Exercise description:
The data below should be restated word for word, with every picture omitted.

——

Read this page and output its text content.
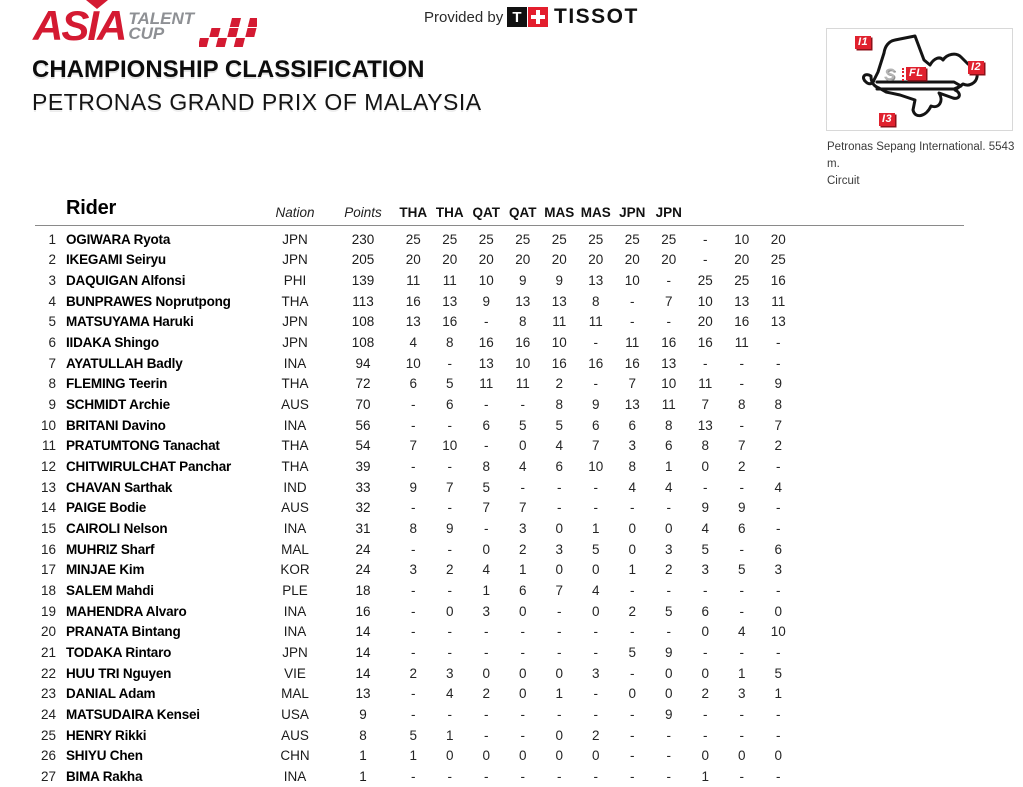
ASIA TALENT
CUP
Provided by T TISSOT
CHAMPIONSHIP CLASSIFICATION
PETRONAS GRAND PRIX OF MALAYSIA
I1
I2
I3
S FL
Petronas Sepang International. 5543 m.
Circuit
Rider	Nation	Points	THA THA QAT QAT MAS MAS JPN JPN
1 OGIWARA Ryota	JPN	230	25	25	25	25	25	25	25	25	-	10	20
2 IKEGAMI Seiryu	JPN	205	20	20	20	20	20	20	20	20	-	20	25
3 DAQUIGAN Alfonsi	PHI	139	11	11	10	9	9	13	10	-	25	25	16
4 BUNPRAWES Noprutpong	THA	113	16	13	9	13	13	8	-	7	10	13	11
5 MATSUYAMA Haruki	JPN	108	13	16	-	8	11	11	-	-	20	16	13
6 IIDAKA Shingo	JPN	108	4	8	16	16	10	-	11	16	16	11	-
7 AYATULLAH Badly	INA	94	10	-	13	10	16	16	16	13	-	-	-
8 FLEMING Teerin	THA	72	6	5	11	11	2	-	7	10	11	-	9
9 SCHMIDT Archie	AUS	70	-	6	-	-	8	9	13	11	7	8	8
10 BRITANI Davino	INA	56	-	-	6	5	5	6	6	8	13	-	7
11 PRATUMTONG Tanachat	THA	54	7	10	-	0	4	7	3	6	8	7	2
12 CHITWIRULCHAT Panchar	THA	39	-	-	8	4	6	10	8	1	0	2	-
13 CHAVAN Sarthak	IND	33	9	7	5	-	-	-	4	4	-	-	4
14 PAIGE Bodie	AUS	32	-	-	7	7	-	-	-	-	9	9	-
15 CAIROLI Nelson	INA	31	8	9	-	3	0	1	0	0	4	6	-
16 MUHRIZ Sharf	MAL	24	-	-	0	2	3	5	0	3	5	-	6
17 MINJAE Kim	KOR	24	3	2	4	1	0	0	1	2	3	5	3
18 SALEM Mahdi	PLE	18	-	-	1	6	7	4	-	-	-	-	-
19 MAHENDRA Alvaro	INA	16	-	0	3	0	-	0	2	5	6	-	0
20 PRANATA Bintang	INA	14	-	-	-	-	-	-	-	-	0	4	10
21 TODAKA Rintaro	JPN	14	-	-	-	-	-	-	5	9	-	-	-
22 HUU TRI Nguyen	VIE	14	2	3	0	0	0	3	-	0	0	1	5
23 DANIAL Adam	MAL	13	-	4	2	0	1	-	0	0	2	3	1
24 MATSUDAIRA Kensei	USA	9	-	-	-	-	-	-	-	9	-	-	-
25 HENRY Rikki	AUS	8	5	1	-	-	0	2	-	-	-	-	-
26 SHIYU Chen	CHN	1	1	0	0	0	0	0	-	-	0	0	0
27 BIMA Rakha	INA	1	-	-	-	-	-	-	-	-	1	-	-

——

Answer to the problem:
Read this page and output its text content.
ASIA TALENT
CUP
Provided by T TISSOT
CHAMPIONSHIP CLASSIFICATION
PETRONAS GRAND PRIX OF MALAYSIA
I1
I2
I3
S FL
Petronas Sepang International. 5543 m.
Circuit
Rider	Nation	Points	THA THA QAT QAT MAS MAS JPN JPN
1 OGIWARA Ryota	JPN	230	25	25	25	25	25	25	25	25	-	10	20
2 IKEGAMI Seiryu	JPN	205	20	20	20	20	20	20	20	20	-	20	25
3 DAQUIGAN Alfonsi	PHI	139	11	11	10	9	9	13	10	-	25	25	16
4 BUNPRAWES Noprutpong	THA	113	16	13	9	13	13	8	-	7	10	13	11
5 MATSUYAMA Haruki	JPN	108	13	16	-	8	11	11	-	-	20	16	13
6 IIDAKA Shingo	JPN	108	4	8	16	16	10	-	11	16	16	11	-
7 AYATULLAH Badly	INA	94	10	-	13	10	16	16	16	13	-	-	-
8 FLEMING Teerin	THA	72	6	5	11	11	2	-	7	10	11	-	9
9 SCHMIDT Archie	AUS	70	-	6	-	-	8	9	13	11	7	8	8
10 BRITANI Davino	INA	56	-	-	6	5	5	6	6	8	13	-	7
11 PRATUMTONG Tanachat	THA	54	7	10	-	0	4	7	3	6	8	7	2
12 CHITWIRULCHAT Panchar	THA	39	-	-	8	4	6	10	8	1	0	2	-
13 CHAVAN Sarthak	IND	33	9	7	5	-	-	-	4	4	-	-	4
14 PAIGE Bodie	AUS	32	-	-	7	7	-	-	-	-	9	9	-
15 CAIROLI Nelson	INA	31	8	9	-	3	0	1	0	0	4	6	-
16 MUHRIZ Sharf	MAL	24	-	-	0	2	3	5	0	3	5	-	6
17 MINJAE Kim	KOR	24	3	2	4	1	0	0	1	2	3	5	3
18 SALEM Mahdi	PLE	18	-	-	1	6	7	4	-	-	-	-	-
19 MAHENDRA Alvaro	INA	16	-	0	3	0	-	0	2	5	6	-	0
20 PRANATA Bintang	INA	14	-	-	-	-	-	-	-	-	0	4	10
21 TODAKA Rintaro	JPN	14	-	-	-	-	-	-	5	9	-	-	-
22 HUU TRI Nguyen	VIE	14	2	3	0	0	0	3	-	0	0	1	5
23 DANIAL Adam	MAL	13	-	4	2	0	1	-	0	0	2	3	1
24 MATSUDAIRA Kensei	USA	9	-	-	-	-	-	-	-	9	-	-	-
25 HENRY Rikki	AUS	8	5	1	-	-	0	2	-	-	-	-	-
26 SHIYU Chen	CHN	1	1	0	0	0	0	0	-	-	0	0	0
27 BIMA Rakha	INA	1	-	-	-	-	-	-	-	-	1	-	-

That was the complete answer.